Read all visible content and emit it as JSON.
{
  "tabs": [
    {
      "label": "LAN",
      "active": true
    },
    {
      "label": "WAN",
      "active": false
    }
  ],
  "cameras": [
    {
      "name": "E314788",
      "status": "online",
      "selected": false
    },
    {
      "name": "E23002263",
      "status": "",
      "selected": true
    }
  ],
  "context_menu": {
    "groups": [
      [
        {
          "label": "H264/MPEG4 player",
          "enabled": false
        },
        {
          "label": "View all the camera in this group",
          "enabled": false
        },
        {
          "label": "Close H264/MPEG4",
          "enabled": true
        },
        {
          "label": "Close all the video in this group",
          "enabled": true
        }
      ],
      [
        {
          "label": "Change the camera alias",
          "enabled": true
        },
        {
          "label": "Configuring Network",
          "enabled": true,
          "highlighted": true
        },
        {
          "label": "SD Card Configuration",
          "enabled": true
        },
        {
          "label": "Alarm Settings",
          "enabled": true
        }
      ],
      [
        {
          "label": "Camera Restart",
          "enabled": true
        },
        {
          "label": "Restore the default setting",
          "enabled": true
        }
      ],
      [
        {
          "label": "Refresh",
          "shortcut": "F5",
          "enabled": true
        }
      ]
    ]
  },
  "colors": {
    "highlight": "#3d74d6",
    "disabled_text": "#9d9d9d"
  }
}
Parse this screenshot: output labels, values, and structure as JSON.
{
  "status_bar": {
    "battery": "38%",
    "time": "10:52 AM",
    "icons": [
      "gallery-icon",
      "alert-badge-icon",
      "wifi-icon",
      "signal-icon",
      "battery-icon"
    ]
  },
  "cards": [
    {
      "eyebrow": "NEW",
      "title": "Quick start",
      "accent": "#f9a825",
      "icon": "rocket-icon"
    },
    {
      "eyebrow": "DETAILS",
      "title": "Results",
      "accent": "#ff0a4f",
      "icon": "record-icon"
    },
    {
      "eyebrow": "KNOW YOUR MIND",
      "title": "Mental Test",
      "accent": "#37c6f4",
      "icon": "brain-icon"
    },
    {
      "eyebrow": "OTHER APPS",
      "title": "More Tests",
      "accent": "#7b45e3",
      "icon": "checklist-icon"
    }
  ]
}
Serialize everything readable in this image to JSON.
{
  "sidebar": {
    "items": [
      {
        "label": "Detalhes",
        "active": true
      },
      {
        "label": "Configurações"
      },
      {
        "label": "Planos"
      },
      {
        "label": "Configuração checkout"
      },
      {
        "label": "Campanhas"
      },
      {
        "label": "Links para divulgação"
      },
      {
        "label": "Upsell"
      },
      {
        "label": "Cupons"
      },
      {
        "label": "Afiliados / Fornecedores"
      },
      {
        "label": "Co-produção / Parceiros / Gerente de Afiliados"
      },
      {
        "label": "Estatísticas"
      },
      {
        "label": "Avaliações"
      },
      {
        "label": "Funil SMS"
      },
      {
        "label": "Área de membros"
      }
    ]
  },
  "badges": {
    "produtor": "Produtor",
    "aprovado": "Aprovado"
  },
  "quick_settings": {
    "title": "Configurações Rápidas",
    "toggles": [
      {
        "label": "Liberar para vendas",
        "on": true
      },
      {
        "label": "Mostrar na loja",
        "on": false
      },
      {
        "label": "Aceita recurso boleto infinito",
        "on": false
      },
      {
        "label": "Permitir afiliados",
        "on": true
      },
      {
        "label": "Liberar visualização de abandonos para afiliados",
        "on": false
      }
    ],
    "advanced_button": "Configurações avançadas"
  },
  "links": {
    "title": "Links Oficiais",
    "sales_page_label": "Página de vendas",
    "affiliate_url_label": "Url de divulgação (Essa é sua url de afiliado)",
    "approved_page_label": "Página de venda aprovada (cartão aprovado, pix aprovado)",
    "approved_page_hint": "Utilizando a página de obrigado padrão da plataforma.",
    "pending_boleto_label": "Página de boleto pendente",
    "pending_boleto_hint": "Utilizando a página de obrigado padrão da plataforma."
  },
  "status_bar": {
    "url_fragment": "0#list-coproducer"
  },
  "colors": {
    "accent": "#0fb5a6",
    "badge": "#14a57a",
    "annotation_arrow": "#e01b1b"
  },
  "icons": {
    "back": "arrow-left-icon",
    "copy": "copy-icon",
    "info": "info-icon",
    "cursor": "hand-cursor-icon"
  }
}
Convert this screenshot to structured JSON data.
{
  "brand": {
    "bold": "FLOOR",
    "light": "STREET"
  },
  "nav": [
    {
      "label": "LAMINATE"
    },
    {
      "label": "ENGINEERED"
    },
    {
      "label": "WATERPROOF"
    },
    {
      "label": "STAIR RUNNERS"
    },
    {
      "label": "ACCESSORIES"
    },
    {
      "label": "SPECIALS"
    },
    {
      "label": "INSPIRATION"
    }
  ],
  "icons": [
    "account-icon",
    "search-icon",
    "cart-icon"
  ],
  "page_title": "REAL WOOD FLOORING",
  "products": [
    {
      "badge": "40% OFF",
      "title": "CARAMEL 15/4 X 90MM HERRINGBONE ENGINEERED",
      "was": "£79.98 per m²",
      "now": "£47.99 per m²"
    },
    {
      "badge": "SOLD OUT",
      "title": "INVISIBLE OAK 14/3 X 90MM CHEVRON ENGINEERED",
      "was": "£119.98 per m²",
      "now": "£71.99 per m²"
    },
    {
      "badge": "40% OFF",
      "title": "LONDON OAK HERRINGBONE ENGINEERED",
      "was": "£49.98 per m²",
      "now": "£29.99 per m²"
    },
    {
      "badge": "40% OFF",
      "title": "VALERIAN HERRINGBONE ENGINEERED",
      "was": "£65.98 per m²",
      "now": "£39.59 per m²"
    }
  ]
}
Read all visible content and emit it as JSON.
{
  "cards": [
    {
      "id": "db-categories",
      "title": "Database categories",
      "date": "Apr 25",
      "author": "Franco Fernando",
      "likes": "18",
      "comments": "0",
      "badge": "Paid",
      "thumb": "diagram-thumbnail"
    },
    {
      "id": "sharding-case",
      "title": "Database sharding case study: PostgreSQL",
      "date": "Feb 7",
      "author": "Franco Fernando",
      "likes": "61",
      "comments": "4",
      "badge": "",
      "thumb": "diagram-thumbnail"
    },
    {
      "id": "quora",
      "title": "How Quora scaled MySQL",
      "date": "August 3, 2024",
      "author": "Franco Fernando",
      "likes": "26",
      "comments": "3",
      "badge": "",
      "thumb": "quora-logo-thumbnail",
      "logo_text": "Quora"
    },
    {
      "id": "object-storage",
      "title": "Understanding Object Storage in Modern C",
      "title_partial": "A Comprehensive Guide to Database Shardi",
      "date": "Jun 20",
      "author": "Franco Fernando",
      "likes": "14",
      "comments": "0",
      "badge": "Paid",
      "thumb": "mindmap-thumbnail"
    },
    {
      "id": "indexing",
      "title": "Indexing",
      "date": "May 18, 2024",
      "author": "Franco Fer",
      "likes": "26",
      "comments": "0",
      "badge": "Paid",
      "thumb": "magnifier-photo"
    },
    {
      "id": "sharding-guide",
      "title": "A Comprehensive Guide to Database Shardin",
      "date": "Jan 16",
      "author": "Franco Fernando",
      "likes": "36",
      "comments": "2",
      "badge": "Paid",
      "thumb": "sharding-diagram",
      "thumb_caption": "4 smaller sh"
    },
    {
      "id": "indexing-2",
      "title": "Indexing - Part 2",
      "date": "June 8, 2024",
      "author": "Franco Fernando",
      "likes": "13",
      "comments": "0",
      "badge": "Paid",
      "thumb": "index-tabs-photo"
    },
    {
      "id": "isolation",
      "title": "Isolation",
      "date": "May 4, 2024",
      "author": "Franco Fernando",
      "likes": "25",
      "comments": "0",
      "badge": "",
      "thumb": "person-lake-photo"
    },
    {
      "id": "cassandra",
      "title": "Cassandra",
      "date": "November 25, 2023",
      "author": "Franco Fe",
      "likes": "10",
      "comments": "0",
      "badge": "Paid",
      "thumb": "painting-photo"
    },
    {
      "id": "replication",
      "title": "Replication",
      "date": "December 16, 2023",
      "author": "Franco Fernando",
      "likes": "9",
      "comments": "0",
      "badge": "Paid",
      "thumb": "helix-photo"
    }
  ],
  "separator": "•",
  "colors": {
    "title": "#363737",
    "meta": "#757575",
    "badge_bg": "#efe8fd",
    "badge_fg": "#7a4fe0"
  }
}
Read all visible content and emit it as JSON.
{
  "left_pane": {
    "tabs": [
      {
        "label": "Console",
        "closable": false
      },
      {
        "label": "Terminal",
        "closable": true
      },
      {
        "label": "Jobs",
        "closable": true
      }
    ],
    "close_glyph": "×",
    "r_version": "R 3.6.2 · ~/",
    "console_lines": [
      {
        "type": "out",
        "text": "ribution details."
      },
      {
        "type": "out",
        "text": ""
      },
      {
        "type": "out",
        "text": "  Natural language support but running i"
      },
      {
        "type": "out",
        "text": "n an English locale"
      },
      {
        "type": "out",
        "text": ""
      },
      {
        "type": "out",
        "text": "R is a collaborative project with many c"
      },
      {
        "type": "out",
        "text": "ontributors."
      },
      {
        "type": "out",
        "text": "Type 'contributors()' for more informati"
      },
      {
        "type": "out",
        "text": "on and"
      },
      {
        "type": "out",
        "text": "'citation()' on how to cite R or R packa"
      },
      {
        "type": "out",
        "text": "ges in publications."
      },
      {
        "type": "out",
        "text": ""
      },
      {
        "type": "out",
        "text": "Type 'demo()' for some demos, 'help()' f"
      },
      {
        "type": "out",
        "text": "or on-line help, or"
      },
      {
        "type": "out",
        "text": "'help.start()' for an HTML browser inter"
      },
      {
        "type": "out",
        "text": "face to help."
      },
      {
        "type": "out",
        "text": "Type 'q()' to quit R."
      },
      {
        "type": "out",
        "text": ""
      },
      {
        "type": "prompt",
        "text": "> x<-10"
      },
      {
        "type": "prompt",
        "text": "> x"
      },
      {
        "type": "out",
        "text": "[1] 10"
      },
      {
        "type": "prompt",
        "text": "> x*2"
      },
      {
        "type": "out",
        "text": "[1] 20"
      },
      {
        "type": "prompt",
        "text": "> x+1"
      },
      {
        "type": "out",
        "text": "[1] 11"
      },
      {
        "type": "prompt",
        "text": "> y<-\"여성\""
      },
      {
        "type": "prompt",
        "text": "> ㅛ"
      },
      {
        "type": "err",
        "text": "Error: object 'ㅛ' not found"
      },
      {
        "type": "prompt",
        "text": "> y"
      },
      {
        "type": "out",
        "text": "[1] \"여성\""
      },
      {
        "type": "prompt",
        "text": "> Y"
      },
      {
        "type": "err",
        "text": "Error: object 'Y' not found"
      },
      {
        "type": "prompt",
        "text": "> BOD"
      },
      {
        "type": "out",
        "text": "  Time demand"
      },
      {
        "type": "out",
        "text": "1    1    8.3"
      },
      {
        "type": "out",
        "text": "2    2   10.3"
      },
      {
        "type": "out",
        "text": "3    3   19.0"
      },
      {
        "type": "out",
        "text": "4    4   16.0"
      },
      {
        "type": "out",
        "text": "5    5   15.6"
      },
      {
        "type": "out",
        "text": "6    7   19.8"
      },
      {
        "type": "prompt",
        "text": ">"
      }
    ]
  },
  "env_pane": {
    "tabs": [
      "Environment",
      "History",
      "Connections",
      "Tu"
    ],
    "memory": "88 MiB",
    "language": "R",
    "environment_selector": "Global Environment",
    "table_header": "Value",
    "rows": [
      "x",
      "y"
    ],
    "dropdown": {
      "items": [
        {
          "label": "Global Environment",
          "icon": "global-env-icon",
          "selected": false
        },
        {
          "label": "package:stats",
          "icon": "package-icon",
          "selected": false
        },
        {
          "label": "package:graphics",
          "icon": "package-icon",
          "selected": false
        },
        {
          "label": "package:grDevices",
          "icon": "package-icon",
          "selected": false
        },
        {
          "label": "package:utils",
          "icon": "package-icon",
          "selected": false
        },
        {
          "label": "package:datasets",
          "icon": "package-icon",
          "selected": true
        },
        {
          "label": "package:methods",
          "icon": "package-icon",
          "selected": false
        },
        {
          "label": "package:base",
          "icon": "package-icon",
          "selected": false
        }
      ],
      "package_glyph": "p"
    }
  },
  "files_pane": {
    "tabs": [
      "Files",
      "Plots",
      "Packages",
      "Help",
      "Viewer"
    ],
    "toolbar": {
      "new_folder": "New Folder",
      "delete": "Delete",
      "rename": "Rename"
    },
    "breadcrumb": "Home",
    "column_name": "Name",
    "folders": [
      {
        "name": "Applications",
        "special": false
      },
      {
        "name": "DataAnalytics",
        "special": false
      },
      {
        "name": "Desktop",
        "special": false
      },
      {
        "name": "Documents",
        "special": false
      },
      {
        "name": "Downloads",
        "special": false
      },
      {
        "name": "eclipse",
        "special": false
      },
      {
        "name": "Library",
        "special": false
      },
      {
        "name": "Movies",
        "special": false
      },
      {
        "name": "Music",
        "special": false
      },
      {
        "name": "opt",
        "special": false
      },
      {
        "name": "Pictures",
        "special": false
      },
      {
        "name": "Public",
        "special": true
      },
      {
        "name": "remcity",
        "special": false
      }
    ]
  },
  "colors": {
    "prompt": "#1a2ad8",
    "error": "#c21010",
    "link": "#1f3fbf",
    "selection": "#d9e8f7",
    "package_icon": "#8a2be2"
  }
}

**Requirement**
From the entries, report each line that includes the word "photo".

**Solution**
      "thumb": "magnifier-photo"
      "thumb": "index-tabs-photo"
      "thumb": "person-lake-photo"
      "thumb": "painting-photo"
      "thumb": "helix-photo"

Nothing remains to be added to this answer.